* [WHAT YOU NEED TO DO] Give back the records below exactly, every one, with no pictures.

##### GIVEN RECORDS

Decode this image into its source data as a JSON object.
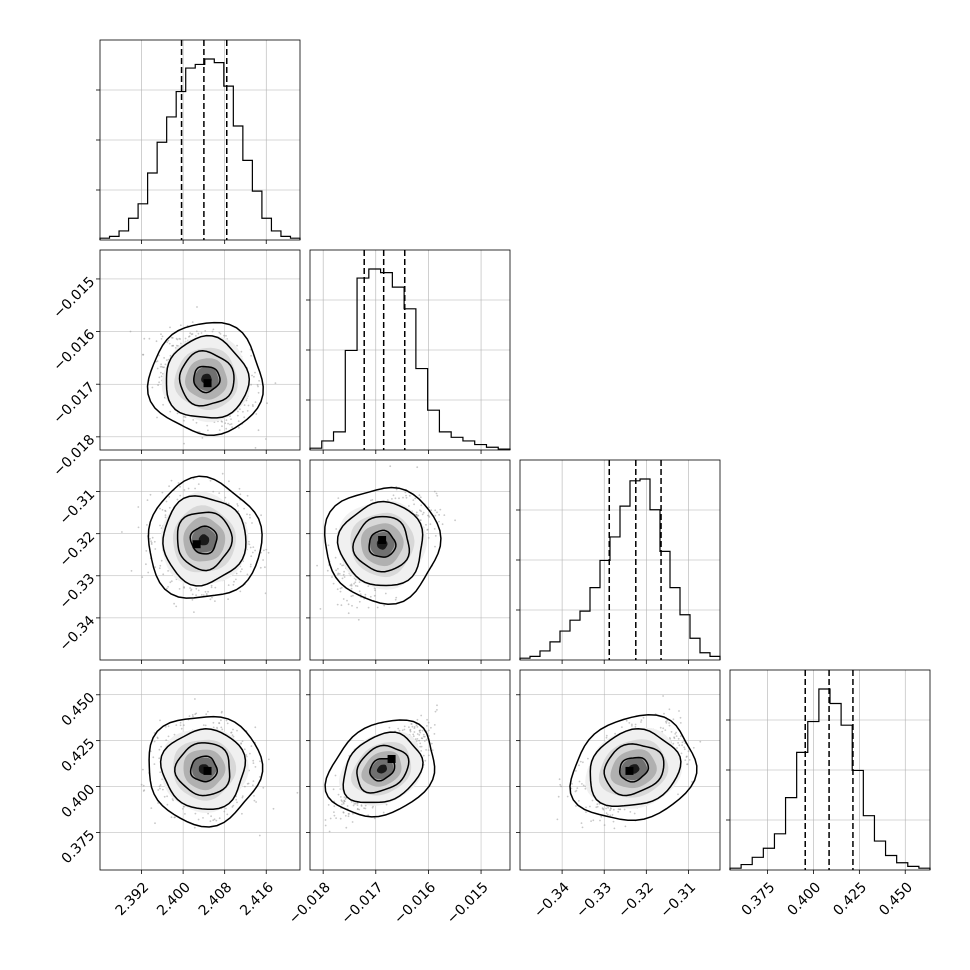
{
  "chart_data": {
    "type": "corner",
    "title": "",
    "parameters": [
      {
        "range": [
          2.384,
          2.4225
        ],
        "ticks": [
          2.392,
          2.4,
          2.408,
          2.416
        ],
        "tick_labels": [
          "2.392",
          "2.400",
          "2.408",
          "2.416"
        ],
        "quantiles": [
          2.3997,
          2.404,
          2.4084
        ],
        "median": 2.4042,
        "hist_heights": [
          0.01,
          0.02,
          0.05,
          0.12,
          0.2,
          0.37,
          0.54,
          0.68,
          0.82,
          0.95,
          0.97,
          1.0,
          0.98,
          0.85,
          0.63,
          0.44,
          0.27,
          0.12,
          0.05,
          0.02,
          0.01
        ]
      },
      {
        "range": [
          -0.01825,
          -0.01445
        ],
        "ticks": [
          -0.018,
          -0.017,
          -0.016,
          -0.015
        ],
        "tick_labels": [
          "−0.018",
          "−0.017",
          "−0.016",
          "−0.015"
        ],
        "quantiles": [
          -0.01722,
          -0.01685,
          -0.01645
        ],
        "median": -0.0169,
        "hist_heights": [
          0.01,
          0.05,
          0.1,
          0.55,
          0.95,
          1.0,
          0.98,
          0.9,
          0.78,
          0.45,
          0.22,
          0.1,
          0.07,
          0.05,
          0.03,
          0.015,
          0.005
        ]
      },
      {
        "range": [
          -0.35,
          -0.3025
        ],
        "ticks": [
          -0.34,
          -0.33,
          -0.32,
          -0.31
        ],
        "tick_labels": [
          "−0.34",
          "−0.33",
          "−0.32",
          "−0.31"
        ],
        "quantiles": [
          -0.3288,
          -0.3225,
          -0.3165
        ],
        "median": -0.3225,
        "hist_heights": [
          0.01,
          0.02,
          0.05,
          0.1,
          0.16,
          0.22,
          0.27,
          0.4,
          0.55,
          0.68,
          0.85,
          0.99,
          1.0,
          0.83,
          0.6,
          0.4,
          0.25,
          0.12,
          0.04,
          0.02
        ]
      },
      {
        "range": [
          0.3545,
          0.4635
        ],
        "ticks": [
          0.375,
          0.4,
          0.425,
          0.45
        ],
        "tick_labels": [
          "0.375",
          "0.400",
          "0.425",
          "0.450"
        ],
        "quantiles": [
          0.3955,
          0.4085,
          0.4215
        ],
        "median": 0.4085,
        "hist_heights": [
          0.01,
          0.03,
          0.07,
          0.12,
          0.2,
          0.4,
          0.65,
          0.82,
          1.0,
          0.92,
          0.8,
          0.55,
          0.3,
          0.16,
          0.08,
          0.04,
          0.02,
          0.01
        ]
      }
    ],
    "pairs": [
      {
        "x": 0,
        "y": 1,
        "corr": -0.3,
        "sx": 0.0042,
        "sy": 0.00042,
        "center": [
          2.4045,
          -0.0169
        ],
        "peak": [
          2.4047,
          -0.01698
        ]
      },
      {
        "x": 0,
        "y": 2,
        "corr": -0.05,
        "sx": 0.0042,
        "sy": 0.0055,
        "center": [
          2.404,
          -0.3215
        ],
        "peak": [
          2.4026,
          -0.3225
        ]
      },
      {
        "x": 1,
        "y": 2,
        "corr": 0.55,
        "sx": 0.00042,
        "sy": 0.0058,
        "center": [
          -0.01688,
          -0.3225
        ],
        "peak": [
          -0.01688,
          -0.3215
        ]
      },
      {
        "x": 0,
        "y": 3,
        "corr": -0.05,
        "sx": 0.0042,
        "sy": 0.0115,
        "center": [
          2.404,
          0.4095
        ],
        "peak": [
          2.4047,
          0.4085
        ]
      },
      {
        "x": 1,
        "y": 3,
        "corr": 0.78,
        "sx": 0.00042,
        "sy": 0.0115,
        "center": [
          -0.01688,
          0.4095
        ],
        "peak": [
          -0.0167,
          0.415
        ]
      },
      {
        "x": 2,
        "y": 3,
        "corr": 0.5,
        "sx": 0.0058,
        "sy": 0.0115,
        "center": [
          -0.323,
          0.4095
        ],
        "peak": [
          -0.324,
          0.4085
        ]
      }
    ],
    "contour_levels": [
      0.12,
      0.4,
      0.7,
      0.9
    ],
    "grid": true,
    "colors": {
      "hist": "#000000",
      "quantile_line": "#000000",
      "contour": "#000000",
      "scatter": "#9a9a9a",
      "grid": "#b0b0b0"
    }
  }
}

##########

* [WORKED SOLUTION]
Decode this image into its source data as a JSON object.
{
  "chart_data": {
    "type": "corner",
    "title": "",
    "parameters": [
      {
        "range": [
          2.384,
          2.4225
        ],
        "ticks": [
          2.392,
          2.4,
          2.408,
          2.416
        ],
        "tick_labels": [
          "2.392",
          "2.400",
          "2.408",
          "2.416"
        ],
        "quantiles": [
          2.3997,
          2.404,
          2.4084
        ],
        "median": 2.4042,
        "hist_heights": [
          0.01,
          0.02,
          0.05,
          0.12,
          0.2,
          0.37,
          0.54,
          0.68,
          0.82,
          0.95,
          0.97,
          1.0,
          0.98,
          0.85,
          0.63,
          0.44,
          0.27,
          0.12,
          0.05,
          0.02,
          0.01
        ]
      },
      {
        "range": [
          -0.01825,
          -0.01445
        ],
        "ticks": [
          -0.018,
          -0.017,
          -0.016,
          -0.015
        ],
        "tick_labels": [
          "−0.018",
          "−0.017",
          "−0.016",
          "−0.015"
        ],
        "quantiles": [
          -0.01722,
          -0.01685,
          -0.01645
        ],
        "median": -0.0169,
        "hist_heights": [
          0.01,
          0.05,
          0.1,
          0.55,
          0.95,
          1.0,
          0.98,
          0.9,
          0.78,
          0.45,
          0.22,
          0.1,
          0.07,
          0.05,
          0.03,
          0.015,
          0.005
        ]
      },
      {
        "range": [
          -0.35,
          -0.3025
        ],
        "ticks": [
          -0.34,
          -0.33,
          -0.32,
          -0.31
        ],
        "tick_labels": [
          "−0.34",
          "−0.33",
          "−0.32",
          "−0.31"
        ],
        "quantiles": [
          -0.3288,
          -0.3225,
          -0.3165
        ],
        "median": -0.3225,
        "hist_heights": [
          0.01,
          0.02,
          0.05,
          0.1,
          0.16,
          0.22,
          0.27,
          0.4,
          0.55,
          0.68,
          0.85,
          0.99,
          1.0,
          0.83,
          0.6,
          0.4,
          0.25,
          0.12,
          0.04,
          0.02
        ]
      },
      {
        "range": [
          0.3545,
          0.4635
        ],
        "ticks": [
          0.375,
          0.4,
          0.425,
          0.45
        ],
        "tick_labels": [
          "0.375",
          "0.400",
          "0.425",
          "0.450"
        ],
        "quantiles": [
          0.3955,
          0.4085,
          0.4215
        ],
        "median": 0.4085,
        "hist_heights": [
          0.01,
          0.03,
          0.07,
          0.12,
          0.2,
          0.4,
          0.65,
          0.82,
          1.0,
          0.92,
          0.8,
          0.55,
          0.3,
          0.16,
          0.08,
          0.04,
          0.02,
          0.01
        ]
      }
    ],
    "pairs": [
      {
        "x": 0,
        "y": 1,
        "corr": -0.3,
        "sx": 0.0042,
        "sy": 0.00042,
        "center": [
          2.4045,
          -0.0169
        ],
        "peak": [
          2.4047,
          -0.01698
        ]
      },
      {
        "x": 0,
        "y": 2,
        "corr": -0.05,
        "sx": 0.0042,
        "sy": 0.0055,
        "center": [
          2.404,
          -0.3215
        ],
        "peak": [
          2.4026,
          -0.3225
        ]
      },
      {
        "x": 1,
        "y": 2,
        "corr": 0.55,
        "sx": 0.00042,
        "sy": 0.0058,
        "center": [
          -0.01688,
          -0.3225
        ],
        "peak": [
          -0.01688,
          -0.3215
        ]
      },
      {
        "x": 0,
        "y": 3,
        "corr": -0.05,
        "sx": 0.0042,
        "sy": 0.0115,
        "center": [
          2.404,
          0.4095
        ],
        "peak": [
          2.4047,
          0.4085
        ]
      },
      {
        "x": 1,
        "y": 3,
        "corr": 0.78,
        "sx": 0.00042,
        "sy": 0.0115,
        "center": [
          -0.01688,
          0.4095
        ],
        "peak": [
          -0.0167,
          0.415
        ]
      },
      {
        "x": 2,
        "y": 3,
        "corr": 0.5,
        "sx": 0.0058,
        "sy": 0.0115,
        "center": [
          -0.323,
          0.4095
        ],
        "peak": [
          -0.324,
          0.4085
        ]
      }
    ],
    "contour_levels": [
      0.12,
      0.4,
      0.7,
      0.9
    ],
    "grid": true,
    "colors": {
      "hist": "#000000",
      "quantile_line": "#000000",
      "contour": "#000000",
      "scatter": "#9a9a9a",
      "grid": "#b0b0b0"
    }
  }
}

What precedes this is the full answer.